Goal :: Work out how many lines in the entries below include the word "الجمعة". Give nothing but the number.

Working data ::
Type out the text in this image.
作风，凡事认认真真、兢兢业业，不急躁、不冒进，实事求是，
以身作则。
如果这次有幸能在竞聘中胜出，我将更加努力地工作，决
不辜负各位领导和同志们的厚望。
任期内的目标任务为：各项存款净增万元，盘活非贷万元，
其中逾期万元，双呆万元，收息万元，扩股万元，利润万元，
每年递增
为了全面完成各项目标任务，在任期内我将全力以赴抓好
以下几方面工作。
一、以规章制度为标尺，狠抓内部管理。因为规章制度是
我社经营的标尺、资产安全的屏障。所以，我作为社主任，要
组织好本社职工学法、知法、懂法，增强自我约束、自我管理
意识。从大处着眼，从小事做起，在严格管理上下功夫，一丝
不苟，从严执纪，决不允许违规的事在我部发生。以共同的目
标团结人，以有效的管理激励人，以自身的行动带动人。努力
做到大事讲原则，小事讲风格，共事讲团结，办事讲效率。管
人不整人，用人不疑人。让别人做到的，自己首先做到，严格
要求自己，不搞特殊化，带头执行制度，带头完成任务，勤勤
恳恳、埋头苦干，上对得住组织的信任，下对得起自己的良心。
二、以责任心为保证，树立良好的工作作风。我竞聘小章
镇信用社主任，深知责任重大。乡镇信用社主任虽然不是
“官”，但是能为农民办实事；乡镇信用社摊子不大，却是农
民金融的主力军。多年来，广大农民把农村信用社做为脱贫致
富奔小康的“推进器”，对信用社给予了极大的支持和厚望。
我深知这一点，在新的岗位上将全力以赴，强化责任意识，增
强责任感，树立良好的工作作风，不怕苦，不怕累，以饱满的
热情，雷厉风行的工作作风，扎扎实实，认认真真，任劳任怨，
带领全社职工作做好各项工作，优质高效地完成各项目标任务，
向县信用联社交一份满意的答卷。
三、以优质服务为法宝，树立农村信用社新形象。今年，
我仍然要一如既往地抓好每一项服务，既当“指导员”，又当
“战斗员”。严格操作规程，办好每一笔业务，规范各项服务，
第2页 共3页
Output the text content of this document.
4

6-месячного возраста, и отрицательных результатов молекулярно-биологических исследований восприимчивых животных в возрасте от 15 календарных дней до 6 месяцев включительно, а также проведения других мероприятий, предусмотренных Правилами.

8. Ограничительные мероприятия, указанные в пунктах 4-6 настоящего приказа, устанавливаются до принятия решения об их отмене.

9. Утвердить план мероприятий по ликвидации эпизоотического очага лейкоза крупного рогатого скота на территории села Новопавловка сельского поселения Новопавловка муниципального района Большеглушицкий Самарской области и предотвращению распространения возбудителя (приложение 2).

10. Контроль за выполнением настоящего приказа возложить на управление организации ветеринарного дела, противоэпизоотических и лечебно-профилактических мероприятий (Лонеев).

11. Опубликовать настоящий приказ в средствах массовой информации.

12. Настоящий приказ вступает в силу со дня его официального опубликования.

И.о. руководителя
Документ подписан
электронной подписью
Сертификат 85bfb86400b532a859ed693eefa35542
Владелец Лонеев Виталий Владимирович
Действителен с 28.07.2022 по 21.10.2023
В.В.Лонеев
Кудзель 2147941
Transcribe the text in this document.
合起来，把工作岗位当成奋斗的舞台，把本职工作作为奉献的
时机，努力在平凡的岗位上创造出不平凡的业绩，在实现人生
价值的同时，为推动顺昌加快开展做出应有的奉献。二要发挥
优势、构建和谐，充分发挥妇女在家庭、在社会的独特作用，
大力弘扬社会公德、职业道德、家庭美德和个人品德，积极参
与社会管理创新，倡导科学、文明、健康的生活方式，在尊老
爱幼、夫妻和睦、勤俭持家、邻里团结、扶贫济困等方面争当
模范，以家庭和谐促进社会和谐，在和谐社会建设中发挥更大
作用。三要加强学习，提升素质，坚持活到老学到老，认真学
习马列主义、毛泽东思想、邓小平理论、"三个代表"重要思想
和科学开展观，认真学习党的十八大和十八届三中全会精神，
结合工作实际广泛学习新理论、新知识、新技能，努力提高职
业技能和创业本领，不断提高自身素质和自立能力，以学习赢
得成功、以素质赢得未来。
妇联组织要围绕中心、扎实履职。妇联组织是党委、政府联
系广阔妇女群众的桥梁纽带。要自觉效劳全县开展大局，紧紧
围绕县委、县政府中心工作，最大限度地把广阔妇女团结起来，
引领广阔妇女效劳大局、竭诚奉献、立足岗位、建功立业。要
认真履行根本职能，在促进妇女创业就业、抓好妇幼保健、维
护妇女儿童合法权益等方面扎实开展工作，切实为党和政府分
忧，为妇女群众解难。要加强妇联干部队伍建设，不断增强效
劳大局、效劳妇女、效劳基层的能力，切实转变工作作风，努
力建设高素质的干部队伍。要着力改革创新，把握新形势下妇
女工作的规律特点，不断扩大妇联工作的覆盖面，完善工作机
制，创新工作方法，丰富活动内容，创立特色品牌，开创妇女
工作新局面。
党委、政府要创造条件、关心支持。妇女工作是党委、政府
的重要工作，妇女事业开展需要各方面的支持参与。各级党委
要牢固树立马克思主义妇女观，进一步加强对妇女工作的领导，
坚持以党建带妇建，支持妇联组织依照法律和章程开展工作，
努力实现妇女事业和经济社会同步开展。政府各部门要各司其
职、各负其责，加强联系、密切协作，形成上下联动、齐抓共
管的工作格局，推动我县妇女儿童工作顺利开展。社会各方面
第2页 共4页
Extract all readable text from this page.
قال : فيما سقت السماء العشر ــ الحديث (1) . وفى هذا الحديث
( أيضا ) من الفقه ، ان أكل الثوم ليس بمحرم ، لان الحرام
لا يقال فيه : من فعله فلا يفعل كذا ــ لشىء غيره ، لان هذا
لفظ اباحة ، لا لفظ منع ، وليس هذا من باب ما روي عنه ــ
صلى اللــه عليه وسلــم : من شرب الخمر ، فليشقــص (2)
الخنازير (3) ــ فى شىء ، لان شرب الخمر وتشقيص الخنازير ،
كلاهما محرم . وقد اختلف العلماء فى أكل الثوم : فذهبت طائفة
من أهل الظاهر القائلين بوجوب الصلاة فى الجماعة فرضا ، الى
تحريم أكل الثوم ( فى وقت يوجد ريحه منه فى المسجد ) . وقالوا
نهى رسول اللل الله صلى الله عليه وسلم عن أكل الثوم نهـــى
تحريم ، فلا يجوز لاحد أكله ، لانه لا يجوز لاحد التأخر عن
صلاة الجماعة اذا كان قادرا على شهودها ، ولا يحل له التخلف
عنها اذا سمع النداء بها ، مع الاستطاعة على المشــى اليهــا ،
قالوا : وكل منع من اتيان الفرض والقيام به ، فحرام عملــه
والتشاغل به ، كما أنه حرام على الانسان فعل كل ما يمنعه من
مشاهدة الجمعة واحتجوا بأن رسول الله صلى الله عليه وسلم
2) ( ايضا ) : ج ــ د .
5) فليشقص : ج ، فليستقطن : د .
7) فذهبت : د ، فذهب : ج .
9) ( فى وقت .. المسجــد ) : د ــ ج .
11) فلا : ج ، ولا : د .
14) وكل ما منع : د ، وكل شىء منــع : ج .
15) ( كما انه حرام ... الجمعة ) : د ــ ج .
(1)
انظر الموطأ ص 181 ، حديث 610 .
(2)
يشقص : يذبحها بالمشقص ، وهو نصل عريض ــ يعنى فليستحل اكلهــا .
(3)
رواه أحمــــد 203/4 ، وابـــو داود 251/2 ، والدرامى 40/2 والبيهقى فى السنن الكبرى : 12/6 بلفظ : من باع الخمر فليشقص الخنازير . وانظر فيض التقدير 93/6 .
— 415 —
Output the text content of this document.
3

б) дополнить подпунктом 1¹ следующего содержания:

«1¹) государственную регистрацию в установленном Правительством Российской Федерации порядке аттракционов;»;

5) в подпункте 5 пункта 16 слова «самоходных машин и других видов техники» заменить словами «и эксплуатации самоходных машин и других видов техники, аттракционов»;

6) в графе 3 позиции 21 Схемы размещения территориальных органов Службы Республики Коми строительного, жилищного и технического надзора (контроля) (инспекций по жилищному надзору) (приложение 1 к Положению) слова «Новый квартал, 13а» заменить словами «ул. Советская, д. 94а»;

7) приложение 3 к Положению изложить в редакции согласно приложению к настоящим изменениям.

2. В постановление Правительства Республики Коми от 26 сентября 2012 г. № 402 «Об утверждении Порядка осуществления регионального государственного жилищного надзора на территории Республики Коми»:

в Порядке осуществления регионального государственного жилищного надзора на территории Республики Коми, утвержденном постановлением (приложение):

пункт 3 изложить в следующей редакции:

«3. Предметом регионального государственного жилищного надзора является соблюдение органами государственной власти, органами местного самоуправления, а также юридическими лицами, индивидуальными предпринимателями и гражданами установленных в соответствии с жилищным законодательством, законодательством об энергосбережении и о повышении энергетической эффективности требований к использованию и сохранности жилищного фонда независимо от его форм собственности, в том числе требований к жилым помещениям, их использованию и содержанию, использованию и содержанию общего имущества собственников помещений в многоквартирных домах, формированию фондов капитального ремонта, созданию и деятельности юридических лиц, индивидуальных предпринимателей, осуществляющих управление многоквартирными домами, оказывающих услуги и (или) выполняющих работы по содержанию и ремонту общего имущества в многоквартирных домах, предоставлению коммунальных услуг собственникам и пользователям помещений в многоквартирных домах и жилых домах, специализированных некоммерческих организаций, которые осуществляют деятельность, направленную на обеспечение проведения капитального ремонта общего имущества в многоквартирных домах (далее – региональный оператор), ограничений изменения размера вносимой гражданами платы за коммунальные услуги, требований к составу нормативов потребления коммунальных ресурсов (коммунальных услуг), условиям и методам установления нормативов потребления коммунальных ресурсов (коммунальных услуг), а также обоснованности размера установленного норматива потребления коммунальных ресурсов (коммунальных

The output :: 2